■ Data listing
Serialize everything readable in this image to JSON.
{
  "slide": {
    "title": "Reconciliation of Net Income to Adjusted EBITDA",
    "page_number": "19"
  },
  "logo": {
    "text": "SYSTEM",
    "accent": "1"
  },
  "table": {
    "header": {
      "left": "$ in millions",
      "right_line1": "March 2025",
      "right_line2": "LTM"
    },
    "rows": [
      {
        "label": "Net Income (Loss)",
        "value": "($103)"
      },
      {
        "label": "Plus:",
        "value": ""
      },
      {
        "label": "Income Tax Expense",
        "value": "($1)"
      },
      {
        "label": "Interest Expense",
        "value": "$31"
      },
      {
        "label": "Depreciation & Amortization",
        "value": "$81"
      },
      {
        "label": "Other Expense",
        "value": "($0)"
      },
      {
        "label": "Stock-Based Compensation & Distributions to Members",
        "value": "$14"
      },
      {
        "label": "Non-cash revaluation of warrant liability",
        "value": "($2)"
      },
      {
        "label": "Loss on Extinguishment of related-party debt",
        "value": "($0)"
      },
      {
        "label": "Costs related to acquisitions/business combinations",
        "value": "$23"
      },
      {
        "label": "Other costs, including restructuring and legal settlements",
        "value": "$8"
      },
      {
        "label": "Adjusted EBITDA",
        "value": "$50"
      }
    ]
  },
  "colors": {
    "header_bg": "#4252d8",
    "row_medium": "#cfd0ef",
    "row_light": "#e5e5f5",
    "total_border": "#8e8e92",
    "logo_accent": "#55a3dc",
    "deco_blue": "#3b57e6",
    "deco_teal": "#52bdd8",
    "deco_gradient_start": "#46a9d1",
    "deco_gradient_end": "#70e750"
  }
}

■ What you are asked to do
Return the entries above exactly, each one complete.

■ Task response
Serialize everything readable in this image to JSON.
{
  "slide": {
    "title": "Reconciliation of Net Income to Adjusted EBITDA",
    "page_number": "19"
  },
  "logo": {
    "text": "SYSTEM",
    "accent": "1"
  },
  "table": {
    "header": {
      "left": "$ in millions",
      "right_line1": "March 2025",
      "right_line2": "LTM"
    },
    "rows": [
      {
        "label": "Net Income (Loss)",
        "value": "($103)"
      },
      {
        "label": "Plus:",
        "value": ""
      },
      {
        "label": "Income Tax Expense",
        "value": "($1)"
      },
      {
        "label": "Interest Expense",
        "value": "$31"
      },
      {
        "label": "Depreciation & Amortization",
        "value": "$81"
      },
      {
        "label": "Other Expense",
        "value": "($0)"
      },
      {
        "label": "Stock-Based Compensation & Distributions to Members",
        "value": "$14"
      },
      {
        "label": "Non-cash revaluation of warrant liability",
        "value": "($2)"
      },
      {
        "label": "Loss on Extinguishment of related-party debt",
        "value": "($0)"
      },
      {
        "label": "Costs related to acquisitions/business combinations",
        "value": "$23"
      },
      {
        "label": "Other costs, including restructuring and legal settlements",
        "value": "$8"
      },
      {
        "label": "Adjusted EBITDA",
        "value": "$50"
      }
    ]
  },
  "colors": {
    "header_bg": "#4252d8",
    "row_medium": "#cfd0ef",
    "row_light": "#e5e5f5",
    "total_border": "#8e8e92",
    "logo_accent": "#55a3dc",
    "deco_blue": "#3b57e6",
    "deco_teal": "#52bdd8",
    "deco_gradient_start": "#46a9d1",
    "deco_gradient_end": "#70e750"
  }
}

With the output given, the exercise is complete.